* _SHORT TASK_
Set down the full listing exactly, character for character.

Stored data:
———

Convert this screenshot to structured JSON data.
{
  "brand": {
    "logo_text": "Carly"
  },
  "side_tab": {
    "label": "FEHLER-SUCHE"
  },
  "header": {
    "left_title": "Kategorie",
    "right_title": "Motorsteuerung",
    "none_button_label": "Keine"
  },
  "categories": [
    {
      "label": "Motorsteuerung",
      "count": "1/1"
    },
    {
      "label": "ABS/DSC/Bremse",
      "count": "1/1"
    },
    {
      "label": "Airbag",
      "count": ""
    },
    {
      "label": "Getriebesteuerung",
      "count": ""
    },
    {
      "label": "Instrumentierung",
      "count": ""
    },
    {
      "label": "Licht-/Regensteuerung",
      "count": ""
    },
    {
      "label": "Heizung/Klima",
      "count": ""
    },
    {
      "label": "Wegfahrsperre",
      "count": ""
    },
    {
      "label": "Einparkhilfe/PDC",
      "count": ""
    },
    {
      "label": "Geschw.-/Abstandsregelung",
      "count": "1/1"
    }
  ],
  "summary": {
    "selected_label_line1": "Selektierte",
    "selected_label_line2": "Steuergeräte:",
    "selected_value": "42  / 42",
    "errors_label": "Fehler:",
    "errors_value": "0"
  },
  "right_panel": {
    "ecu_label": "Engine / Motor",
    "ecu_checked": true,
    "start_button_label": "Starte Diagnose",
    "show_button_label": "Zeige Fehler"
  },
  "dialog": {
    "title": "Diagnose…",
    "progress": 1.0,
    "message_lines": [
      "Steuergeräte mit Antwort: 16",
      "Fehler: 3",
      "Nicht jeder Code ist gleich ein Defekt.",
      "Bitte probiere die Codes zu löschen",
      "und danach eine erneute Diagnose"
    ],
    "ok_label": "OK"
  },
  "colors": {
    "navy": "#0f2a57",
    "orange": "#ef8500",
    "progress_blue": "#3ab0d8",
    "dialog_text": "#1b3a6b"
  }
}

———

* _OUTPUT OF THE TASK_
Convert this screenshot to structured JSON data.
{
  "brand": {
    "logo_text": "Carly"
  },
  "side_tab": {
    "label": "FEHLER-SUCHE"
  },
  "header": {
    "left_title": "Kategorie",
    "right_title": "Motorsteuerung",
    "none_button_label": "Keine"
  },
  "categories": [
    {
      "label": "Motorsteuerung",
      "count": "1/1"
    },
    {
      "label": "ABS/DSC/Bremse",
      "count": "1/1"
    },
    {
      "label": "Airbag",
      "count": ""
    },
    {
      "label": "Getriebesteuerung",
      "count": ""
    },
    {
      "label": "Instrumentierung",
      "count": ""
    },
    {
      "label": "Licht-/Regensteuerung",
      "count": ""
    },
    {
      "label": "Heizung/Klima",
      "count": ""
    },
    {
      "label": "Wegfahrsperre",
      "count": ""
    },
    {
      "label": "Einparkhilfe/PDC",
      "count": ""
    },
    {
      "label": "Geschw.-/Abstandsregelung",
      "count": "1/1"
    }
  ],
  "summary": {
    "selected_label_line1": "Selektierte",
    "selected_label_line2": "Steuergeräte:",
    "selected_value": "42  / 42",
    "errors_label": "Fehler:",
    "errors_value": "0"
  },
  "right_panel": {
    "ecu_label": "Engine / Motor",
    "ecu_checked": true,
    "start_button_label": "Starte Diagnose",
    "show_button_label": "Zeige Fehler"
  },
  "dialog": {
    "title": "Diagnose…",
    "progress": 1.0,
    "message_lines": [
      "Steuergeräte mit Antwort: 16",
      "Fehler: 3",
      "Nicht jeder Code ist gleich ein Defekt.",
      "Bitte probiere die Codes zu löschen",
      "und danach eine erneute Diagnose"
    ],
    "ok_label": "OK"
  },
  "colors": {
    "navy": "#0f2a57",
    "orange": "#ef8500",
    "progress_blue": "#3ab0d8",
    "dialog_text": "#1b3a6b"
  }
}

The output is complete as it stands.